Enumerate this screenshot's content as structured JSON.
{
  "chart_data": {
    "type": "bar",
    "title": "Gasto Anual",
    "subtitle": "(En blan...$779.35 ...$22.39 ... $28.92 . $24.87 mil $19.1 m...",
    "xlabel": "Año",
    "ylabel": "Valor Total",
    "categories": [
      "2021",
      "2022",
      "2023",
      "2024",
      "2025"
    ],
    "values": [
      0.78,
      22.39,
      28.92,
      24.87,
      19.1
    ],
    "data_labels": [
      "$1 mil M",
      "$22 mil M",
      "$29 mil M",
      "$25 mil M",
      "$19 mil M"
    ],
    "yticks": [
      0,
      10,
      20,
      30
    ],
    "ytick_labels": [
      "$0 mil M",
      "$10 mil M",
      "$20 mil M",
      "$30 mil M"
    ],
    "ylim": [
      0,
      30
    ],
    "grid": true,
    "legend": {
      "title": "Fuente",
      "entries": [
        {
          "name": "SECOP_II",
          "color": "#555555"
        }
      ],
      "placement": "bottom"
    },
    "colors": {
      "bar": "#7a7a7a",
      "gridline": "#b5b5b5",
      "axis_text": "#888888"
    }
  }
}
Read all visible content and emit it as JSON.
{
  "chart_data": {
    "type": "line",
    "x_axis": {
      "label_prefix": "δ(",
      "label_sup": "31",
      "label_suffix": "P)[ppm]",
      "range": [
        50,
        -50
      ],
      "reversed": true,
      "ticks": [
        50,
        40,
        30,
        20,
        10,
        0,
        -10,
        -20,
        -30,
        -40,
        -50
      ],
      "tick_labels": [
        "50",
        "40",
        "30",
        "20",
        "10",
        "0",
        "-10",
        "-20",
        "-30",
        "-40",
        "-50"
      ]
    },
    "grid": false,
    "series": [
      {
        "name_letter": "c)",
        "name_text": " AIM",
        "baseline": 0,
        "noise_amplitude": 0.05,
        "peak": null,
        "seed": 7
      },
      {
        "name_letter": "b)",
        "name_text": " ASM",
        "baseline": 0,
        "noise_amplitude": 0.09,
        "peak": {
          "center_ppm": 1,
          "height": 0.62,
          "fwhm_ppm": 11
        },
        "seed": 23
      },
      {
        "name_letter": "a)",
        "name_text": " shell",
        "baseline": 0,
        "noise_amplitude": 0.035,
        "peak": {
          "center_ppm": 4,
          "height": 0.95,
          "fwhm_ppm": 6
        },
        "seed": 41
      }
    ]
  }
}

▶ Job: The whole listing above needs to be written out again exactly.

▶ Exercise output:
Enumerate this screenshot's content as structured JSON.
{
  "chart_data": {
    "type": "bar",
    "title": "Gasto Anual",
    "subtitle": "(En blan...$779.35 ...$22.39 ... $28.92 . $24.87 mil $19.1 m...",
    "xlabel": "Año",
    "ylabel": "Valor Total",
    "categories": [
      "2021",
      "2022",
      "2023",
      "2024",
      "2025"
    ],
    "values": [
      0.78,
      22.39,
      28.92,
      24.87,
      19.1
    ],
    "data_labels": [
      "$1 mil M",
      "$22 mil M",
      "$29 mil M",
      "$25 mil M",
      "$19 mil M"
    ],
    "yticks": [
      0,
      10,
      20,
      30
    ],
    "ytick_labels": [
      "$0 mil M",
      "$10 mil M",
      "$20 mil M",
      "$30 mil M"
    ],
    "ylim": [
      0,
      30
    ],
    "grid": true,
    "legend": {
      "title": "Fuente",
      "entries": [
        {
          "name": "SECOP_II",
          "color": "#555555"
        }
      ],
      "placement": "bottom"
    },
    "colors": {
      "bar": "#7a7a7a",
      "gridline": "#b5b5b5",
      "axis_text": "#888888"
    }
  }
}
Read all visible content and emit it as JSON.
{
  "chart_data": {
    "type": "line",
    "x_axis": {
      "label_prefix": "δ(",
      "label_sup": "31",
      "label_suffix": "P)[ppm]",
      "range": [
        50,
        -50
      ],
      "reversed": true,
      "ticks": [
        50,
        40,
        30,
        20,
        10,
        0,
        -10,
        -20,
        -30,
        -40,
        -50
      ],
      "tick_labels": [
        "50",
        "40",
        "30",
        "20",
        "10",
        "0",
        "-10",
        "-20",
        "-30",
        "-40",
        "-50"
      ]
    },
    "grid": false,
    "series": [
      {
        "name_letter": "c)",
        "name_text": " AIM",
        "baseline": 0,
        "noise_amplitude": 0.05,
        "peak": null,
        "seed": 7
      },
      {
        "name_letter": "b)",
        "name_text": " ASM",
        "baseline": 0,
        "noise_amplitude": 0.09,
        "peak": {
          "center_ppm": 1,
          "height": 0.62,
          "fwhm_ppm": 11
        },
        "seed": 23
      },
      {
        "name_letter": "a)",
        "name_text": " shell",
        "baseline": 0,
        "noise_amplitude": 0.035,
        "peak": {
          "center_ppm": 4,
          "height": 0.95,
          "fwhm_ppm": 6
        },
        "seed": 41
      }
    ]
  }
}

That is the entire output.